>>>
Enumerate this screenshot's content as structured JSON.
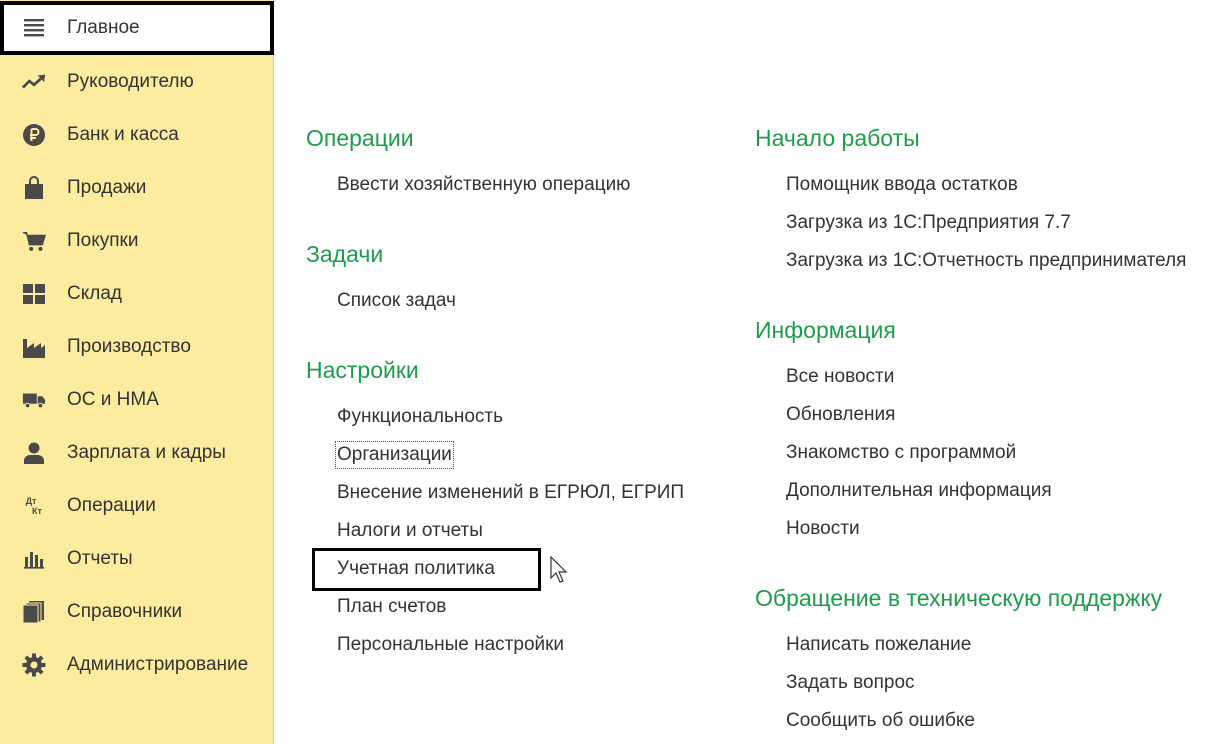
{
  "sidebar": {
    "items": [
      {
        "label": "Главное",
        "icon": "menu-lines-icon"
      },
      {
        "label": "Руководителю",
        "icon": "trend-up-icon"
      },
      {
        "label": "Банк и касса",
        "icon": "ruble-coin-icon"
      },
      {
        "label": "Продажи",
        "icon": "shopping-bag-icon"
      },
      {
        "label": "Покупки",
        "icon": "shopping-cart-icon"
      },
      {
        "label": "Склад",
        "icon": "warehouse-grid-icon"
      },
      {
        "label": "Производство",
        "icon": "factory-icon"
      },
      {
        "label": "ОС и НМА",
        "icon": "truck-icon"
      },
      {
        "label": "Зарплата и кадры",
        "icon": "person-icon"
      },
      {
        "label": "Операции",
        "icon": "dt-kt-icon",
        "icon_text_top": "Дт",
        "icon_text_bottom": "Кт"
      },
      {
        "label": "Отчеты",
        "icon": "bar-chart-icon"
      },
      {
        "label": "Справочники",
        "icon": "books-icon"
      },
      {
        "label": "Администрирование",
        "icon": "gear-icon"
      }
    ]
  },
  "main": {
    "left": {
      "operations": {
        "title": "Операции",
        "links": [
          "Ввести хозяйственную операцию"
        ]
      },
      "tasks": {
        "title": "Задачи",
        "links": [
          "Список задач"
        ]
      },
      "settings": {
        "title": "Настройки",
        "links": [
          "Функциональность",
          "Организации",
          "Внесение изменений в ЕГРЮЛ, ЕГРИП",
          "Налоги и отчеты",
          "Учетная политика",
          "План счетов",
          "Персональные настройки"
        ]
      }
    },
    "right": {
      "start": {
        "title": "Начало работы",
        "links": [
          "Помощник ввода остатков",
          "Загрузка из 1С:Предприятия 7.7",
          "Загрузка из 1С:Отчетность предпринимателя"
        ]
      },
      "info": {
        "title": "Информация",
        "links": [
          "Все новости",
          "Обновления",
          "Знакомство с программой",
          "Дополнительная информация",
          "Новости"
        ]
      },
      "support": {
        "title": "Обращение в техническую поддержку",
        "links": [
          "Написать пожелание",
          "Задать вопрос",
          "Сообщить об ошибке"
        ]
      }
    }
  },
  "colors": {
    "sidebar_bg": "#fbec9f",
    "section_title": "#1d9c4c",
    "text": "#333333",
    "icon": "#4a4a4a"
  }
}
<<<
* _Task to complete_:
Print out the lines exactly, skipping any picture.

* _Solution_:
Enumerate this screenshot's content as structured JSON.
{
  "sidebar": {
    "items": [
      {
        "label": "Главное",
        "icon": "menu-lines-icon"
      },
      {
        "label": "Руководителю",
        "icon": "trend-up-icon"
      },
      {
        "label": "Банк и касса",
        "icon": "ruble-coin-icon"
      },
      {
        "label": "Продажи",
        "icon": "shopping-bag-icon"
      },
      {
        "label": "Покупки",
        "icon": "shopping-cart-icon"
      },
      {
        "label": "Склад",
        "icon": "warehouse-grid-icon"
      },
      {
        "label": "Производство",
        "icon": "factory-icon"
      },
      {
        "label": "ОС и НМА",
        "icon": "truck-icon"
      },
      {
        "label": "Зарплата и кадры",
        "icon": "person-icon"
      },
      {
        "label": "Операции",
        "icon": "dt-kt-icon",
        "icon_text_top": "Дт",
        "icon_text_bottom": "Кт"
      },
      {
        "label": "Отчеты",
        "icon": "bar-chart-icon"
      },
      {
        "label": "Справочники",
        "icon": "books-icon"
      },
      {
        "label": "Администрирование",
        "icon": "gear-icon"
      }
    ]
  },
  "main": {
    "left": {
      "operations": {
        "title": "Операции",
        "links": [
          "Ввести хозяйственную операцию"
        ]
      },
      "tasks": {
        "title": "Задачи",
        "links": [
          "Список задач"
        ]
      },
      "settings": {
        "title": "Настройки",
        "links": [
          "Функциональность",
          "Организации",
          "Внесение изменений в ЕГРЮЛ, ЕГРИП",
          "Налоги и отчеты",
          "Учетная политика",
          "План счетов",
          "Персональные настройки"
        ]
      }
    },
    "right": {
      "start": {
        "title": "Начало работы",
        "links": [
          "Помощник ввода остатков",
          "Загрузка из 1С:Предприятия 7.7",
          "Загрузка из 1С:Отчетность предпринимателя"
        ]
      },
      "info": {
        "title": "Информация",
        "links": [
          "Все новости",
          "Обновления",
          "Знакомство с программой",
          "Дополнительная информация",
          "Новости"
        ]
      },
      "support": {
        "title": "Обращение в техническую поддержку",
        "links": [
          "Написать пожелание",
          "Задать вопрос",
          "Сообщить об ошибке"
        ]
      }
    }
  },
  "colors": {
    "sidebar_bg": "#fbec9f",
    "section_title": "#1d9c4c",
    "text": "#333333",
    "icon": "#4a4a4a"
  }
}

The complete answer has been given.